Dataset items
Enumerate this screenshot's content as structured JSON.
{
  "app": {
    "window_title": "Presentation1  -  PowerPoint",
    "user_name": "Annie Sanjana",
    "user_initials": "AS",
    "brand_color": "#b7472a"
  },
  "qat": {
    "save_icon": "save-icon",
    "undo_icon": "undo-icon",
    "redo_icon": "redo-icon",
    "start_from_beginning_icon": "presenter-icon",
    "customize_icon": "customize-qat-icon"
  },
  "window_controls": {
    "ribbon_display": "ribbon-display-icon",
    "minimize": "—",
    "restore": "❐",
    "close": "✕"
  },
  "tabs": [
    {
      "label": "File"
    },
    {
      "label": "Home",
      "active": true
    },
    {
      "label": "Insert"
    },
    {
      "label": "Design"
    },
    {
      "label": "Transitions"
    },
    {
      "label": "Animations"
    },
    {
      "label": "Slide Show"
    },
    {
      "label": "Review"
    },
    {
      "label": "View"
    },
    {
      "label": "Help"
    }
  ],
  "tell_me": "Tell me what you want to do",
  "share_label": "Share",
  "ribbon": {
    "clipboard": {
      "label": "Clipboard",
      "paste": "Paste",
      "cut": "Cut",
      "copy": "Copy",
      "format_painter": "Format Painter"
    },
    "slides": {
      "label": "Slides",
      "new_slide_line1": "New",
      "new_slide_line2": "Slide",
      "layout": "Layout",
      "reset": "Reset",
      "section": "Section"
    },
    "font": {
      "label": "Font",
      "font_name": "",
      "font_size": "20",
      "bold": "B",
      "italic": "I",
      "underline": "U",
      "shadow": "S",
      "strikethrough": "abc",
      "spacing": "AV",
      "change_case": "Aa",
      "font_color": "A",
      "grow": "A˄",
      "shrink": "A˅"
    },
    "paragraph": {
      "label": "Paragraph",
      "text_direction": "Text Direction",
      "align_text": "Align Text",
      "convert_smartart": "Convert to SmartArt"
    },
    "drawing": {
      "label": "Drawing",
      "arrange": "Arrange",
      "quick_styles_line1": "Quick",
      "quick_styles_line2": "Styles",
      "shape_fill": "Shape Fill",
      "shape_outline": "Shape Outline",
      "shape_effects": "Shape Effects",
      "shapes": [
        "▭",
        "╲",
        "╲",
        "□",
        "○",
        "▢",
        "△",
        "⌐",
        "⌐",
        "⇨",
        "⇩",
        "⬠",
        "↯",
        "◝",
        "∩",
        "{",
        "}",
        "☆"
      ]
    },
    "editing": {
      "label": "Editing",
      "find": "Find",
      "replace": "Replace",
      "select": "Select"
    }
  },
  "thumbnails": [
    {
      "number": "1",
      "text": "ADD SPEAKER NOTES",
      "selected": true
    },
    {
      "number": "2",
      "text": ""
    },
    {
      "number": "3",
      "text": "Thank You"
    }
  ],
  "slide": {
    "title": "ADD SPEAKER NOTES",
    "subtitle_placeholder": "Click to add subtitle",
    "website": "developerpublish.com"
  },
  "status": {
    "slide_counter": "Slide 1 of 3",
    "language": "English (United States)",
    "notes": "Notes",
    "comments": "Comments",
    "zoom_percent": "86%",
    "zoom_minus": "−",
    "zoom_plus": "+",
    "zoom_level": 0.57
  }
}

> _WHAT IS REQUIRED_: Give back the whole listing, word for word.

> _CORRECT OUTPUT_:
Enumerate this screenshot's content as structured JSON.
{
  "app": {
    "window_title": "Presentation1  -  PowerPoint",
    "user_name": "Annie Sanjana",
    "user_initials": "AS",
    "brand_color": "#b7472a"
  },
  "qat": {
    "save_icon": "save-icon",
    "undo_icon": "undo-icon",
    "redo_icon": "redo-icon",
    "start_from_beginning_icon": "presenter-icon",
    "customize_icon": "customize-qat-icon"
  },
  "window_controls": {
    "ribbon_display": "ribbon-display-icon",
    "minimize": "—",
    "restore": "❐",
    "close": "✕"
  },
  "tabs": [
    {
      "label": "File"
    },
    {
      "label": "Home",
      "active": true
    },
    {
      "label": "Insert"
    },
    {
      "label": "Design"
    },
    {
      "label": "Transitions"
    },
    {
      "label": "Animations"
    },
    {
      "label": "Slide Show"
    },
    {
      "label": "Review"
    },
    {
      "label": "View"
    },
    {
      "label": "Help"
    }
  ],
  "tell_me": "Tell me what you want to do",
  "share_label": "Share",
  "ribbon": {
    "clipboard": {
      "label": "Clipboard",
      "paste": "Paste",
      "cut": "Cut",
      "copy": "Copy",
      "format_painter": "Format Painter"
    },
    "slides": {
      "label": "Slides",
      "new_slide_line1": "New",
      "new_slide_line2": "Slide",
      "layout": "Layout",
      "reset": "Reset",
      "section": "Section"
    },
    "font": {
      "label": "Font",
      "font_name": "",
      "font_size": "20",
      "bold": "B",
      "italic": "I",
      "underline": "U",
      "shadow": "S",
      "strikethrough": "abc",
      "spacing": "AV",
      "change_case": "Aa",
      "font_color": "A",
      "grow": "A˄",
      "shrink": "A˅"
    },
    "paragraph": {
      "label": "Paragraph",
      "text_direction": "Text Direction",
      "align_text": "Align Text",
      "convert_smartart": "Convert to SmartArt"
    },
    "drawing": {
      "label": "Drawing",
      "arrange": "Arrange",
      "quick_styles_line1": "Quick",
      "quick_styles_line2": "Styles",
      "shape_fill": "Shape Fill",
      "shape_outline": "Shape Outline",
      "shape_effects": "Shape Effects",
      "shapes": [
        "▭",
        "╲",
        "╲",
        "□",
        "○",
        "▢",
        "△",
        "⌐",
        "⌐",
        "⇨",
        "⇩",
        "⬠",
        "↯",
        "◝",
        "∩",
        "{",
        "}",
        "☆"
      ]
    },
    "editing": {
      "label": "Editing",
      "find": "Find",
      "replace": "Replace",
      "select": "Select"
    }
  },
  "thumbnails": [
    {
      "number": "1",
      "text": "ADD SPEAKER NOTES",
      "selected": true
    },
    {
      "number": "2",
      "text": ""
    },
    {
      "number": "3",
      "text": "Thank You"
    }
  ],
  "slide": {
    "title": "ADD SPEAKER NOTES",
    "subtitle_placeholder": "Click to add subtitle",
    "website": "developerpublish.com"
  },
  "status": {
    "slide_counter": "Slide 1 of 3",
    "language": "English (United States)",
    "notes": "Notes",
    "comments": "Comments",
    "zoom_percent": "86%",
    "zoom_minus": "−",
    "zoom_plus": "+",
    "zoom_level": 0.57
  }
}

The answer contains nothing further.